§ **Exercise tasks**:
(A) In the Andrea Yates excerpt, whom did the judge appoint as public defender?
(B) Copy word for word the stretch of the Andrea Yates excerpt from "Andrea Yates: Ill" through "he'd ever seen.".

§ **Page excerpt**:
━━━━

Crime Library: Criminal Minds and Methods

Andrea Yates: Ill or Evil?

Evaluation

On June 22, Andrea appeared before Judge Belinda Hill and listened to prosecutor Kaylynn Williford state the case against her.   It was Williford's first capital case and she went at it with all she had.  Andrea then quietly said that she did not have an attorney.  The judge appointed public defender Bob Scott, who requested a gag order.  The county prosecutor's office had not yet said whether they would seek the death penalty, but Williford and her partner, Joseph Owmby, told the press that they did not intend to make their decisions public.  Owmby said that it was the most horrendous case he'd ever seen.

Andrea Yates prison ID
Andrea Yates prison ID
 

Rusty looked for an attorney to take Andrea's case.   He talked with family friend, George Parnham, who agreed to get involved.  His first act was to get family members in to see Andrea.  Spencer describes the initial meeting between Rusty and Andrea, according to Rusty.  Andrea's first words were, "You will be greatly rewarded."  She rejected the attorney and told Rusty to "Have a nice life."  He was completely confused.  Later he found out that she had been given a sedative.

Wendell Odom came on the case to assist Parnham, and he said that all Andrea asked when he sat with her was what kind of plea they were going to enter and insisted she did not want to plead not guilty.   He watched her, with her sunken eyes and hair hanging over her face, and believed she might not even be competent to stand trial.  She had said that she heard the voice of Satan coming out of the walls of her cell.  Dr. Lucy Puryear, a psychiatrist from the Baylor College of Medicine, said on Court TV's Mugshots program "She was the sickest person I had ever seen in my life."  In those early days, Andrea was unbathed, dressed in an orange prison uniform, and seemingly unaware of what was going on around her.  She was shaking, and every now and then she absently scratched at her head.  Puryear believed she was suffering from postpartum psychosis.

Andrea's medical records were subpoenaed from the Devereux Texas Treatment Network, where she'd last been seen.

━━━━

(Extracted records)
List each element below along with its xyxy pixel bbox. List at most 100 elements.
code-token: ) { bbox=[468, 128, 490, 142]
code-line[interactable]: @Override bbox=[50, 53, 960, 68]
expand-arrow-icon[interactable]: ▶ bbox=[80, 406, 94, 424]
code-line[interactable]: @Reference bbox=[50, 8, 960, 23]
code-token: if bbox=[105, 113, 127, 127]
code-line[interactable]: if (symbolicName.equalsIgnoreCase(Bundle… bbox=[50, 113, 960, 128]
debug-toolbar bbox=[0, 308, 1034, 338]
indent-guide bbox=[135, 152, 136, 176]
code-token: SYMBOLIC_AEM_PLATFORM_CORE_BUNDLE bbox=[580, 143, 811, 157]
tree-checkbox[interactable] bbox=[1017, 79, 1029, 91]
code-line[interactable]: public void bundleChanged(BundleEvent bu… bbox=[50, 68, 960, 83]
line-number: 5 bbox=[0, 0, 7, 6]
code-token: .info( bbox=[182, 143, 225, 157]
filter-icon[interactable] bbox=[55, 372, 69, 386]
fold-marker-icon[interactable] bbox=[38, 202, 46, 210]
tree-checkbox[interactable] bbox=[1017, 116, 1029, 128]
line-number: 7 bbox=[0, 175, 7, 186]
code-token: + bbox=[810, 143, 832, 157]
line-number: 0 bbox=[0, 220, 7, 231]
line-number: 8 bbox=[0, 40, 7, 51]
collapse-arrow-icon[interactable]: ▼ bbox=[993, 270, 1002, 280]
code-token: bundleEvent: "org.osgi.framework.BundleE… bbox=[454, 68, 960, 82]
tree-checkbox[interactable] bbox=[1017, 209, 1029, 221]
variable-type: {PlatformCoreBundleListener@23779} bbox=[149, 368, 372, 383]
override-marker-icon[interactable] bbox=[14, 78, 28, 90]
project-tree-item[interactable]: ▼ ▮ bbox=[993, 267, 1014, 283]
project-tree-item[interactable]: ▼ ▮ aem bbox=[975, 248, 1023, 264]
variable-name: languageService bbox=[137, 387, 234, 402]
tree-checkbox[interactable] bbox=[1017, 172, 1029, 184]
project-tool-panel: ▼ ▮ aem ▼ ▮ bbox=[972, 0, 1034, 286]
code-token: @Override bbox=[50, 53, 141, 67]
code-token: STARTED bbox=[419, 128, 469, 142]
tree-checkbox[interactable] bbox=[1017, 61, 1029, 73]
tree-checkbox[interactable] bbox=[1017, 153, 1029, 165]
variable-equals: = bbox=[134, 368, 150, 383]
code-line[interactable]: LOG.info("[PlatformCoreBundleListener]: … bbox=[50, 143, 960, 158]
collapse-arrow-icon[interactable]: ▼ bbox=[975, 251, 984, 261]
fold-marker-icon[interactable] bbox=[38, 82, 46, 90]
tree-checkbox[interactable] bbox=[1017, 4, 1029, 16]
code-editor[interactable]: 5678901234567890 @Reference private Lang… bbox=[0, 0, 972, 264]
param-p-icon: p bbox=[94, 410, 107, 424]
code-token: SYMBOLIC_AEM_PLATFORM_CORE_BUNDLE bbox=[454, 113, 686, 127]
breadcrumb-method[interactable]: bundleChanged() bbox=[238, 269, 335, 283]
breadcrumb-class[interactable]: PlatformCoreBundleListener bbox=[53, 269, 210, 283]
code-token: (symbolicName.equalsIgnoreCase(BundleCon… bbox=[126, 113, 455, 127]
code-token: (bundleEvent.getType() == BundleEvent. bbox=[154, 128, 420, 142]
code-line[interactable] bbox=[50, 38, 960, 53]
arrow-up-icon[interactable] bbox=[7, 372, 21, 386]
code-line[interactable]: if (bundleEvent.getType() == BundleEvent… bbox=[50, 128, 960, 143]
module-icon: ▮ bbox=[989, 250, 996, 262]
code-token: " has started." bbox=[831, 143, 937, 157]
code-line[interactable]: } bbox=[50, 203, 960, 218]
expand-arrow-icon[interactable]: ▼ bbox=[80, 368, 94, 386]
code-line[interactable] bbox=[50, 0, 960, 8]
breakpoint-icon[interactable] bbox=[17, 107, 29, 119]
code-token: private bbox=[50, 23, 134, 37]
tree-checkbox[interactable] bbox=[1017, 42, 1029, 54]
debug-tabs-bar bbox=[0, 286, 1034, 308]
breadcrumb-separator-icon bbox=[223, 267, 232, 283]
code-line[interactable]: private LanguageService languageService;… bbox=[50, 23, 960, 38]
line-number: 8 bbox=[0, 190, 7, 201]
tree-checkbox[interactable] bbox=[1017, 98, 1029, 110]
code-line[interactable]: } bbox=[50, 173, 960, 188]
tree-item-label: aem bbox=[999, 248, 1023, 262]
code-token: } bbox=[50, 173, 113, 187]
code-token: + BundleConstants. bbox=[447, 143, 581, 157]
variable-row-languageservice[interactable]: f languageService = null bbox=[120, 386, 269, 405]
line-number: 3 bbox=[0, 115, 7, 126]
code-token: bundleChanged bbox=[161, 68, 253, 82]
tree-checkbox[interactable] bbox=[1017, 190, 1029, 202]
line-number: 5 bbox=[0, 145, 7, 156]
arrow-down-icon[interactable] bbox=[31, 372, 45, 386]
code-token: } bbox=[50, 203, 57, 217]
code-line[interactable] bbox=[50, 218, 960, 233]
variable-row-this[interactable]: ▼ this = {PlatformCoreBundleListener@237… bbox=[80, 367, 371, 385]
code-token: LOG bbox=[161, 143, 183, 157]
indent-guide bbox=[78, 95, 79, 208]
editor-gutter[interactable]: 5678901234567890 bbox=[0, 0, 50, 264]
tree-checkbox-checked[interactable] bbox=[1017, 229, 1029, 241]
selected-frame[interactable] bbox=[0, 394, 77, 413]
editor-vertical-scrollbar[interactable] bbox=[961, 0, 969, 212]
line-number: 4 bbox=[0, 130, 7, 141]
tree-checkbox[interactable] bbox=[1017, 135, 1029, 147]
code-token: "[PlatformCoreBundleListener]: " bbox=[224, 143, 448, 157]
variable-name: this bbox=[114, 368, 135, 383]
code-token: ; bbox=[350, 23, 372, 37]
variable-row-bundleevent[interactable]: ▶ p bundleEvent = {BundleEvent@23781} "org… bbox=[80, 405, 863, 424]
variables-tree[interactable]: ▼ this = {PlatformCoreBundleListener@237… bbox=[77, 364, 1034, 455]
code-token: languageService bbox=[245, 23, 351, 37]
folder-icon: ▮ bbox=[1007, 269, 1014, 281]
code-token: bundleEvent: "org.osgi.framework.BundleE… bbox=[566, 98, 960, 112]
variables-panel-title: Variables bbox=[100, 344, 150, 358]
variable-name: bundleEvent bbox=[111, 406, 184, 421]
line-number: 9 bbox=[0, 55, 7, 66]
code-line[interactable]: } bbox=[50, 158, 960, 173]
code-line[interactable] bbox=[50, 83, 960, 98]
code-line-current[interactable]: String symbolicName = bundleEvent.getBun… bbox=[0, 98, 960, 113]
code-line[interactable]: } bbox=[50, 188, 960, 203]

━━━━

§ **Answers for the tasks**:
(A) Bob Scott

(B)
Andrea Yates: Ill or Evil?

Evaluation

On June 22, Andrea appeared before Judge Belinda Hill and listened to prosecutor Kaylynn Williford state the case against her.   It was Williford's first capital case and she went at it with all she had.  Andrea then quietly said that she did not have an attorney.  The judge appointed public defender Bob Scott, who requested a gag order.  The county prosecutor's office had not yet said whether they would seek the death penalty, but Williford and her partner, Joseph Owmby, told the press that they did not intend to make their decisions public.  Owmby said that it was the most horrendous case he'd ever seen.